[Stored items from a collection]
=-=-=

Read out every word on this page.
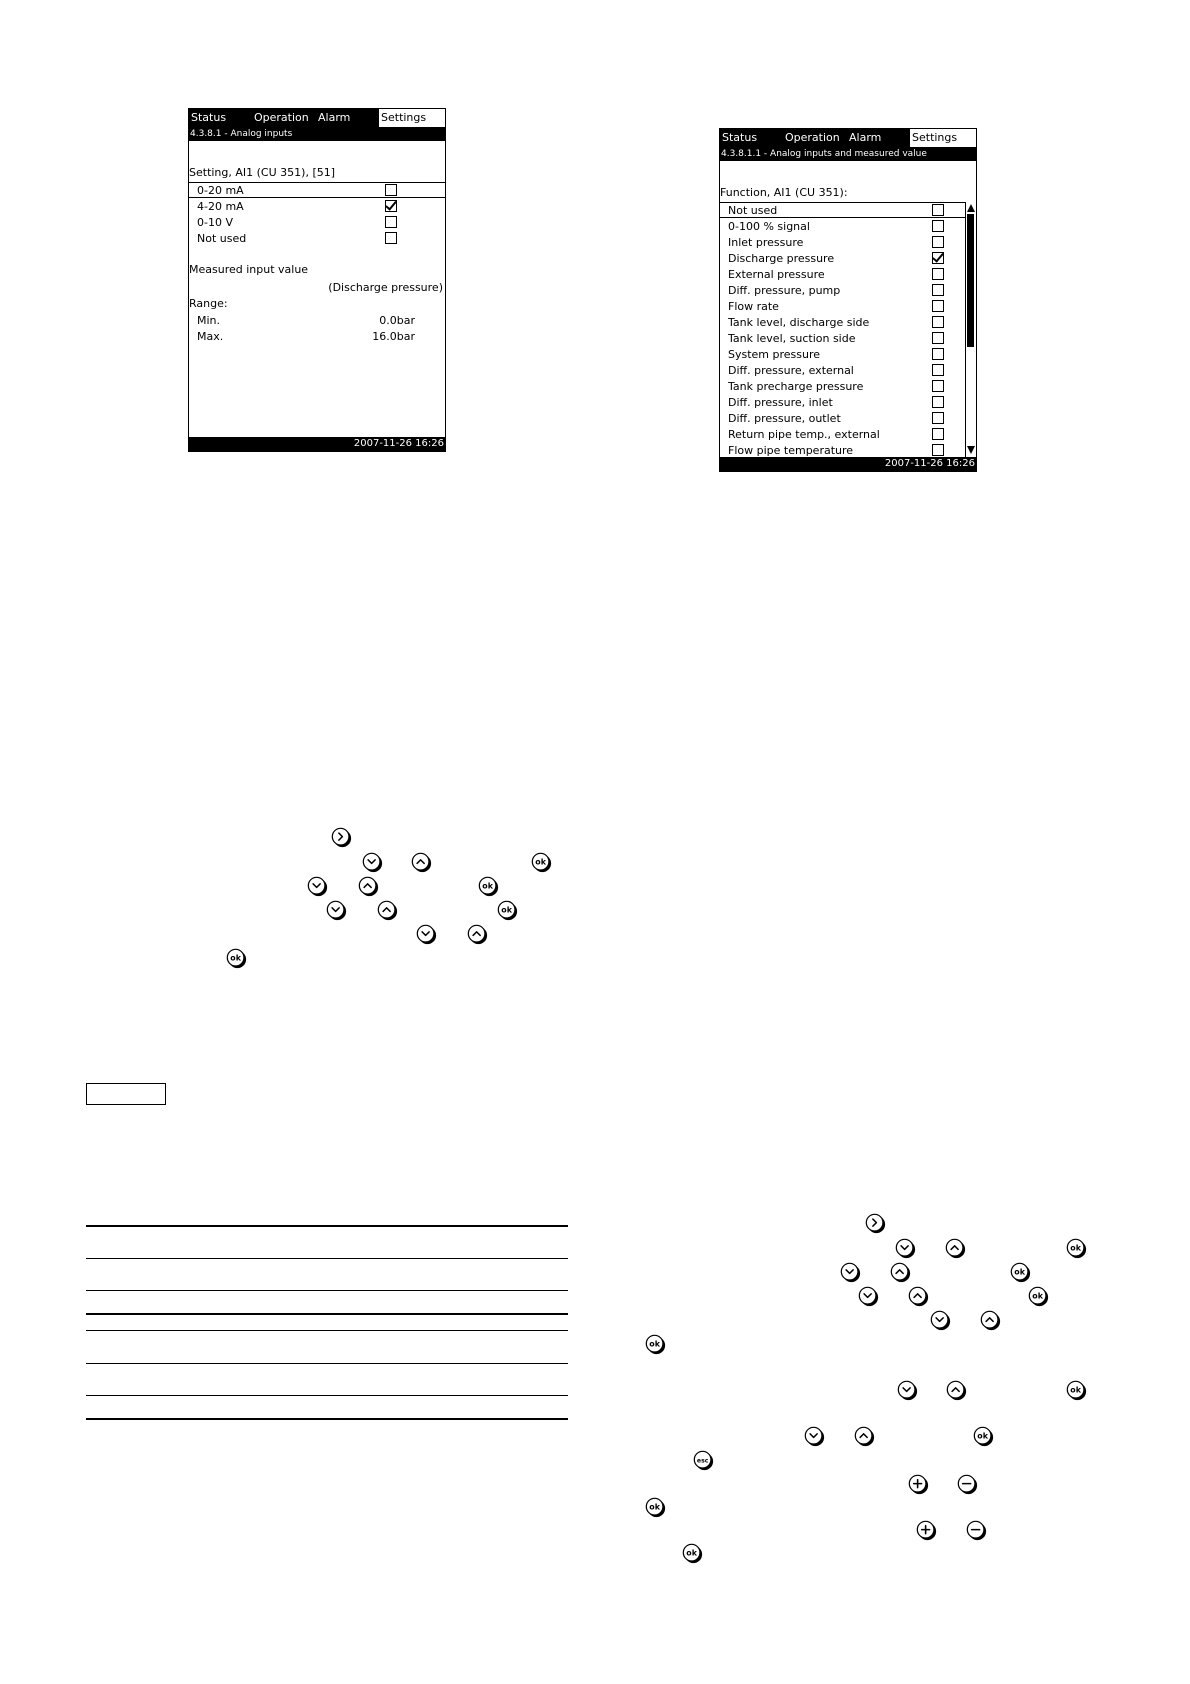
Status	Operation Alarm	Settings
4.3.8.1 - Analog inputs
Setting, AI1 (CU 351), [51]
0-20 mA
4-20 mA
0-10 V
Not used
Measured input value
(Discharge pressure)
Range:
Min.	0.0bar
Max.	16.0bar
2007-11-26 16:26
Status	Operation Alarm	Settings
4.3.8.1.1 - Analog inputs and measured value
Function, AI1 (CU 351):
Not used
0-100 % signal
Inlet pressure
Discharge pressure
External pressure
Diff. pressure, pump
Flow rate
Tank level, discharge side
Tank level, suction side
System pressure
Diff. pressure, external
Tank precharge pressure
Diff. pressure, inlet
Diff. pressure, outlet
Return pipe temp., external
Flow pipe temperature
2007-11-26 16:26
ok
ok
ok
ok
ok
ok
ok
ok
ok
ok
esc
ok
ok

=-=-=

Your objective —
Give an exact reproduction of every line, leaving out any picture.

Written solution —
Read out every word on this page.
Status	Operation Alarm	Settings
4.3.8.1 - Analog inputs
Setting, AI1 (CU 351), [51]
0-20 mA
4-20 mA
0-10 V
Not used
Measured input value
(Discharge pressure)
Range:
Min.	0.0bar
Max.	16.0bar
2007-11-26 16:26
Status	Operation Alarm	Settings
4.3.8.1.1 - Analog inputs and measured value
Function, AI1 (CU 351):
Not used
0-100 % signal
Inlet pressure
Discharge pressure
External pressure
Diff. pressure, pump
Flow rate
Tank level, discharge side
Tank level, suction side
System pressure
Diff. pressure, external
Tank precharge pressure
Diff. pressure, inlet
Diff. pressure, outlet
Return pipe temp., external
Flow pipe temperature
2007-11-26 16:26
ok
ok
ok
ok
ok
ok
ok
ok
ok
ok
esc
ok
ok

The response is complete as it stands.